**Task**
Write out the entire listing below exactly, with the pictures left out.

**Material for this exercise**
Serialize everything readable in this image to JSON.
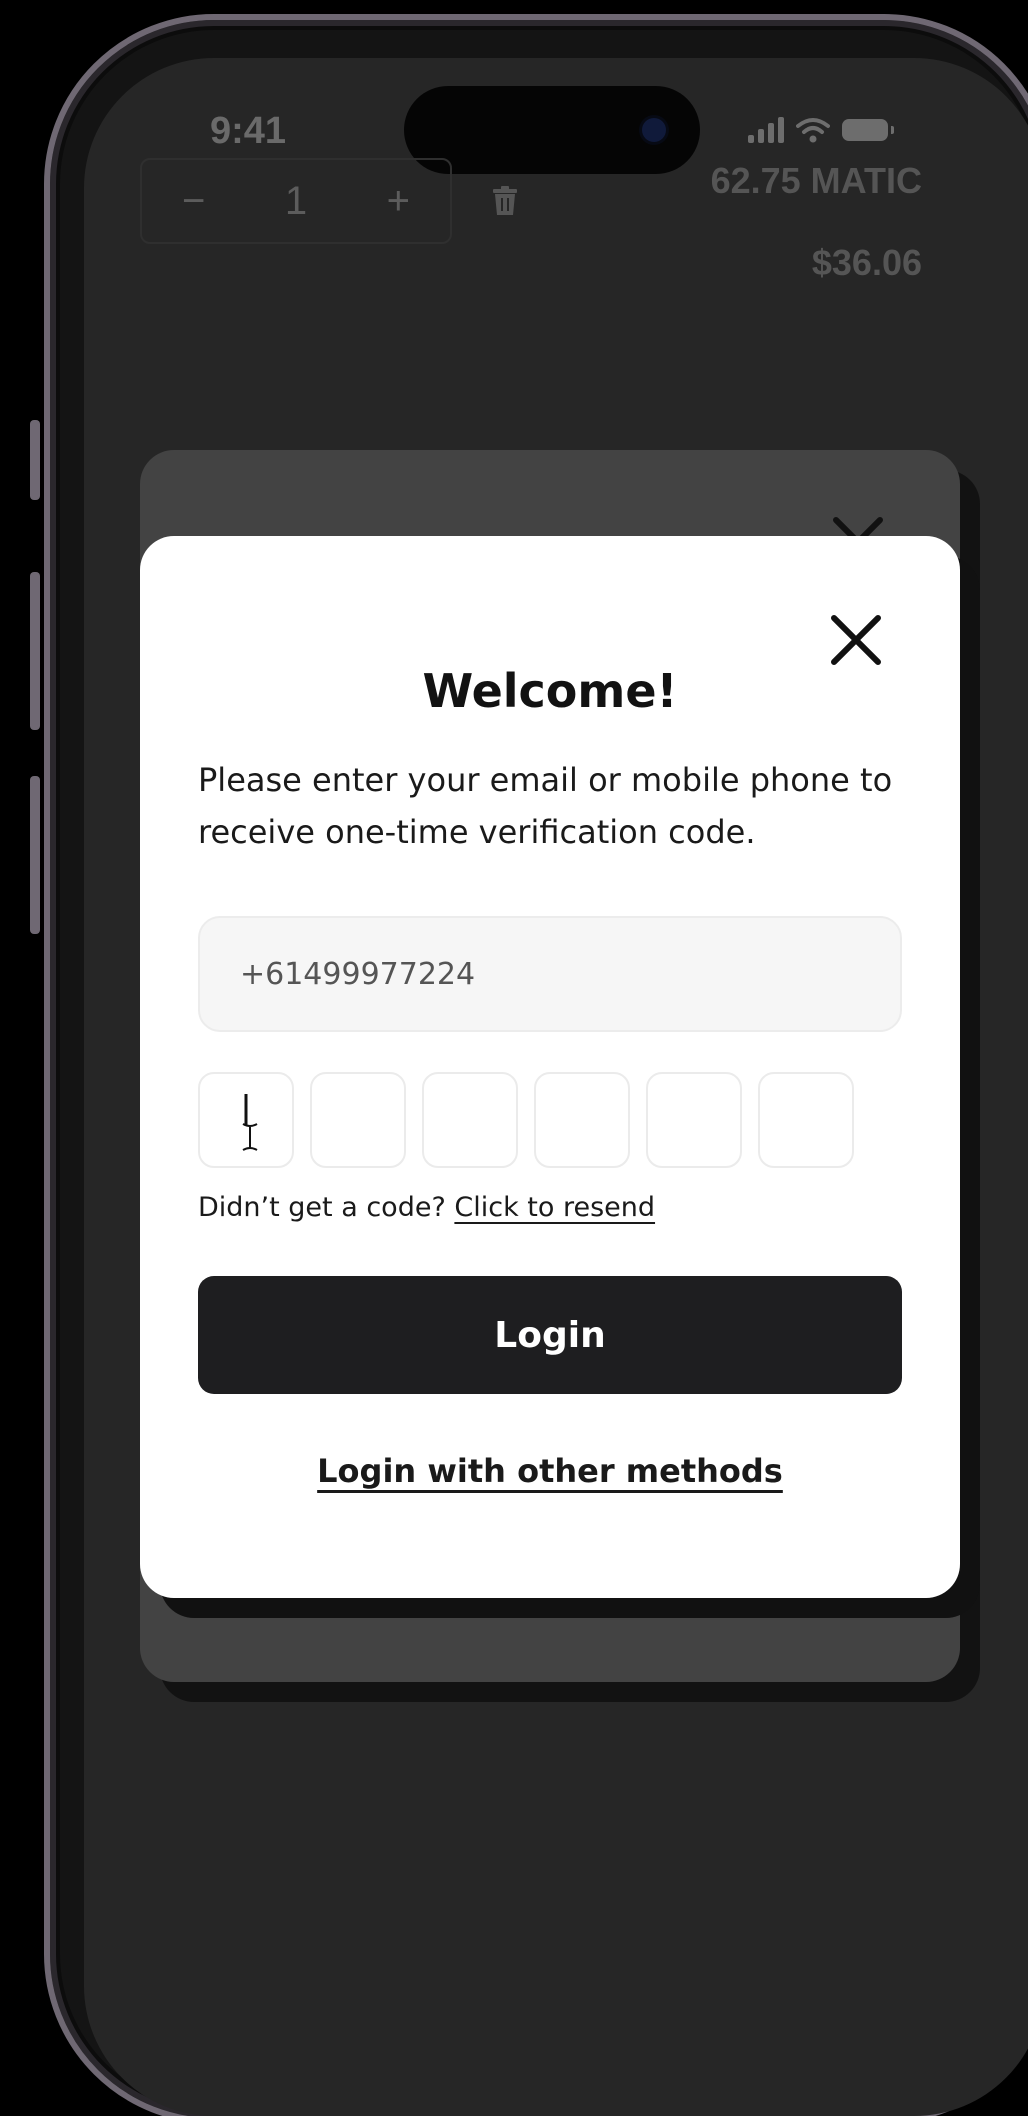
{
  "status_bar": {
    "time": "9:41"
  },
  "cart": {
    "quantity_minus": "−",
    "quantity_value": "1",
    "quantity_plus": "+",
    "price_matic": "62.75 MATIC",
    "price_usd": "$36.06"
  },
  "modal": {
    "title": "Welcome!",
    "description": "Please enter your email or mobile phone to receive one-time verification code.",
    "phone_value": "+61499977224",
    "otp_digits": [
      "",
      "",
      "",
      "",
      "",
      ""
    ],
    "resend_prompt": "Didn’t get a code?",
    "resend_link": "Click to resend",
    "login_label": "Login",
    "other_methods_label": "Login with other methods"
  },
  "colors": {
    "screen_bg": "#262626",
    "modal_bg": "#ffffff",
    "button_bg": "#1e1e20",
    "frame": "#6f6873"
  },
  "icons": [
    "close-icon",
    "trash-icon",
    "signal-icon",
    "wifi-icon",
    "battery-icon",
    "text-cursor-icon"
  ]
}
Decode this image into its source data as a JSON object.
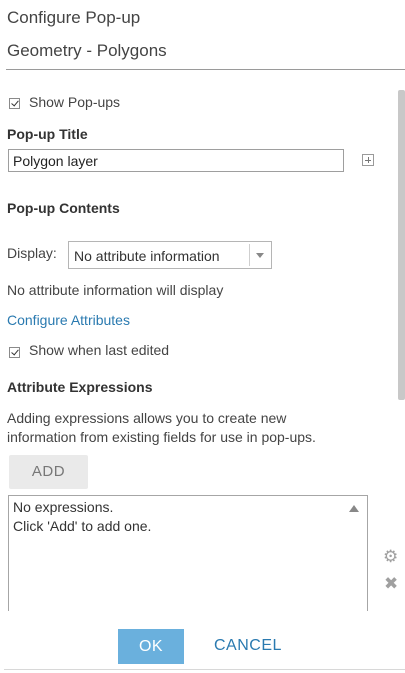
{
  "header": {
    "title": "Configure Pop-up",
    "subtitle": "Geometry - Polygons"
  },
  "show_popups": {
    "label": "Show Pop-ups",
    "checked": true
  },
  "popup_title": {
    "heading": "Pop-up Title",
    "value": "Polygon layer"
  },
  "popup_contents": {
    "heading": "Pop-up Contents",
    "display_label": "Display:",
    "display_value": "No attribute information",
    "info_text": "No attribute information will display",
    "configure_link": "Configure Attributes",
    "show_last_edited": {
      "label": "Show when last edited",
      "checked": true
    }
  },
  "attribute_expressions": {
    "heading": "Attribute Expressions",
    "description_line1": "Adding expressions allows you to create new",
    "description_line2": "information from existing fields for use in pop-ups.",
    "add_label": "ADD",
    "empty_line1": "No expressions.",
    "empty_line2": "Click 'Add' to add one."
  },
  "icons": {
    "add_title_field": "plus-box-icon",
    "expression_settings": "gear-icon",
    "expression_delete": "delete-x-icon",
    "dropdown": "chevron-down-icon"
  },
  "footer": {
    "ok_label": "OK",
    "cancel_label": "CANCEL"
  },
  "colors": {
    "accent": "#6ab0dd",
    "link": "#2a7ab0"
  }
}
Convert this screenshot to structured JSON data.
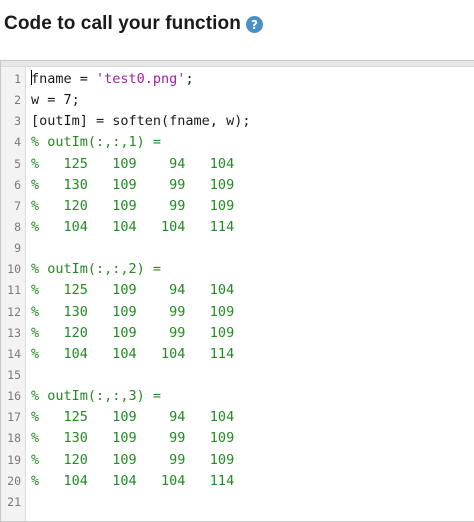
{
  "header": {
    "title": "Code to call your function",
    "help_icon": "help-icon",
    "help_glyph": "?",
    "help_color": "#4a90c8"
  },
  "colors": {
    "comment": "#228b22",
    "string": "#a31fa3",
    "text": "#1a1a1a",
    "line_number": "#7a7a7a"
  },
  "editor": {
    "lines": [
      {
        "number": "1",
        "segments": [
          {
            "t": "fname = ",
            "c": "plain"
          },
          {
            "t": "'test0.png'",
            "c": "string"
          },
          {
            "t": ";",
            "c": "plain"
          }
        ]
      },
      {
        "number": "2",
        "segments": [
          {
            "t": "w = 7;",
            "c": "plain"
          }
        ]
      },
      {
        "number": "3",
        "segments": [
          {
            "t": "[outIm] = soften(fname, w);",
            "c": "plain"
          }
        ]
      },
      {
        "number": "4",
        "segments": [
          {
            "t": "% outIm(:,:,1) =",
            "c": "comment"
          }
        ]
      },
      {
        "number": "5",
        "segments": [
          {
            "t": "%   125   109    94   104",
            "c": "comment"
          }
        ]
      },
      {
        "number": "6",
        "segments": [
          {
            "t": "%   130   109    99   109",
            "c": "comment"
          }
        ]
      },
      {
        "number": "7",
        "segments": [
          {
            "t": "%   120   109    99   109",
            "c": "comment"
          }
        ]
      },
      {
        "number": "8",
        "segments": [
          {
            "t": "%   104   104   104   114",
            "c": "comment"
          }
        ]
      },
      {
        "number": "9",
        "segments": []
      },
      {
        "number": "10",
        "segments": [
          {
            "t": "% outIm(:,:,2) =",
            "c": "comment"
          }
        ]
      },
      {
        "number": "11",
        "segments": [
          {
            "t": "%   125   109    94   104",
            "c": "comment"
          }
        ]
      },
      {
        "number": "12",
        "segments": [
          {
            "t": "%   130   109    99   109",
            "c": "comment"
          }
        ]
      },
      {
        "number": "13",
        "segments": [
          {
            "t": "%   120   109    99   109",
            "c": "comment"
          }
        ]
      },
      {
        "number": "14",
        "segments": [
          {
            "t": "%   104   104   104   114",
            "c": "comment"
          }
        ]
      },
      {
        "number": "15",
        "segments": []
      },
      {
        "number": "16",
        "segments": [
          {
            "t": "% outIm(:,:,3) =",
            "c": "comment"
          }
        ]
      },
      {
        "number": "17",
        "segments": [
          {
            "t": "%   125   109    94   104",
            "c": "comment"
          }
        ]
      },
      {
        "number": "18",
        "segments": [
          {
            "t": "%   130   109    99   109",
            "c": "comment"
          }
        ]
      },
      {
        "number": "19",
        "segments": [
          {
            "t": "%   120   109    99   109",
            "c": "comment"
          }
        ]
      },
      {
        "number": "20",
        "segments": [
          {
            "t": "%   104   104   104   114",
            "c": "comment"
          }
        ]
      },
      {
        "number": "21",
        "segments": []
      }
    ]
  }
}
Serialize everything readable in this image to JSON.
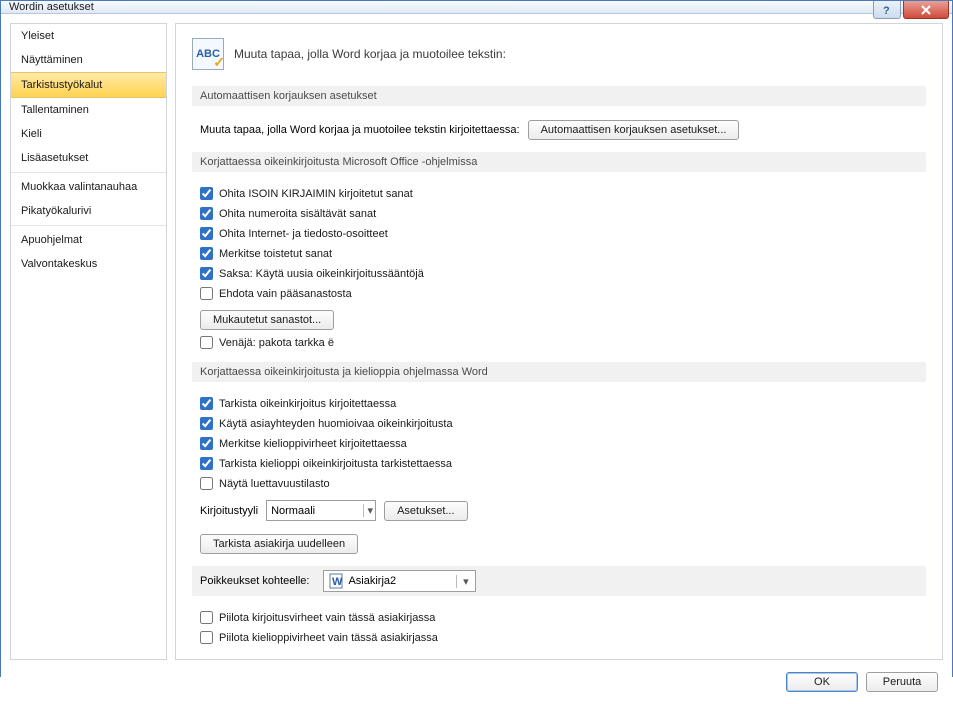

**Solution to this task**
Serialize everything readable in this image to JSON.
{
  "status_bar": {
    "time": "9:41"
  },
  "cart": {
    "quantity_minus": "−",
    "quantity_value": "1",
    "quantity_plus": "+",
    "price_matic": "62.75 MATIC",
    "price_usd": "$36.06"
  },
  "modal": {
    "title": "Welcome!",
    "description": "Please enter your email or mobile phone to receive one-time verification code.",
    "phone_value": "+61499977224",
    "otp_digits": [
      "",
      "",
      "",
      "",
      "",
      ""
    ],
    "resend_prompt": "Didn’t get a code?",
    "resend_link": "Click to resend",
    "login_label": "Login",
    "other_methods_label": "Login with other methods"
  },
  "colors": {
    "screen_bg": "#262626",
    "modal_bg": "#ffffff",
    "button_bg": "#1e1e20",
    "frame": "#6f6873"
  },
  "icons": [
    "close-icon",
    "trash-icon",
    "signal-icon",
    "wifi-icon",
    "battery-icon",
    "text-cursor-icon"
  ]
}
Decode this image into its source data as a JSON object.
{
  "header": {
    "title": "Configure Pop-up",
    "subtitle": "Geometry - Polygons"
  },
  "show_popups": {
    "label": "Show Pop-ups",
    "checked": true
  },
  "popup_title": {
    "heading": "Pop-up Title",
    "value": "Polygon layer"
  },
  "popup_contents": {
    "heading": "Pop-up Contents",
    "display_label": "Display:",
    "display_value": "No attribute information",
    "info_text": "No attribute information will display",
    "configure_link": "Configure Attributes",
    "show_last_edited": {
      "label": "Show when last edited",
      "checked": true
    }
  },
  "attribute_expressions": {
    "heading": "Attribute Expressions",
    "description_line1": "Adding expressions allows you to create new",
    "description_line2": "information from existing fields for use in pop-ups.",
    "add_label": "ADD",
    "empty_line1": "No expressions.",
    "empty_line2": "Click 'Add' to add one."
  },
  "icons": {
    "add_title_field": "plus-box-icon",
    "expression_settings": "gear-icon",
    "expression_delete": "delete-x-icon",
    "dropdown": "chevron-down-icon"
  },
  "footer": {
    "ok_label": "OK",
    "cancel_label": "CANCEL"
  },
  "colors": {
    "accent": "#6ab0dd",
    "link": "#2a7ab0"
  }
}
Convert this screenshot to structured JSON data.
{
  "header": {
    "title": "Code to call your function",
    "help_icon": "help-icon",
    "help_glyph": "?",
    "help_color": "#4a90c8"
  },
  "colors": {
    "comment": "#228b22",
    "string": "#a31fa3",
    "text": "#1a1a1a",
    "line_number": "#7a7a7a"
  },
  "editor": {
    "lines": [
      {
        "number": "1",
        "segments": [
          {
            "t": "fname = ",
            "c": "plain"
          },
          {
            "t": "'test0.png'",
            "c": "string"
          },
          {
            "t": ";",
            "c": "plain"
          }
        ]
      },
      {
        "number": "2",
        "segments": [
          {
            "t": "w = 7;",
            "c": "plain"
          }
        ]
      },
      {
        "number": "3",
        "segments": [
          {
            "t": "[outIm] = soften(fname, w);",
            "c": "plain"
          }
        ]
      },
      {
        "number": "4",
        "segments": [
          {
            "t": "% outIm(:,:,1) =",
            "c": "comment"
          }
        ]
      },
      {
        "number": "5",
        "segments": [
          {
            "t": "%   125   109    94   104",
            "c": "comment"
          }
        ]
      },
      {
        "number": "6",
        "segments": [
          {
            "t": "%   130   109    99   109",
            "c": "comment"
          }
        ]
      },
      {
        "number": "7",
        "segments": [
          {
            "t": "%   120   109    99   109",
            "c": "comment"
          }
        ]
      },
      {
        "number": "8",
        "segments": [
          {
            "t": "%   104   104   104   114",
            "c": "comment"
          }
        ]
      },
      {
        "number": "9",
        "segments": []
      },
      {
        "number": "10",
        "segments": [
          {
            "t": "% outIm(:,:,2) =",
            "c": "comment"
          }
        ]
      },
      {
        "number": "11",
        "segments": [
          {
            "t": "%   125   109    94   104",
            "c": "comment"
          }
        ]
      },
      {
        "number": "12",
        "segments": [
          {
            "t": "%   130   109    99   109",
            "c": "comment"
          }
        ]
      },
      {
        "number": "13",
        "segments": [
          {
            "t": "%   120   109    99   109",
            "c": "comment"
          }
        ]
      },
      {
        "number": "14",
        "segments": [
          {
            "t": "%   104   104   104   114",
            "c": "comment"
          }
        ]
      },
      {
        "number": "15",
        "segments": []
      },
      {
        "number": "16",
        "segments": [
          {
            "t": "% outIm(:,:,3) =",
            "c": "comment"
          }
        ]
      },
      {
        "number": "17",
        "segments": [
          {
            "t": "%   125   109    94   104",
            "c": "comment"
          }
        ]
      },
      {
        "number": "18",
        "segments": [
          {
            "t": "%   130   109    99   109",
            "c": "comment"
          }
        ]
      },
      {
        "number": "19",
        "segments": [
          {
            "t": "%   120   109    99   109",
            "c": "comment"
          }
        ]
      },
      {
        "number": "20",
        "segments": [
          {
            "t": "%   104   104   104   114",
            "c": "comment"
          }
        ]
      },
      {
        "number": "21",
        "segments": []
      }
    ]
  }
}
Serialize everything readable in this image to JSON.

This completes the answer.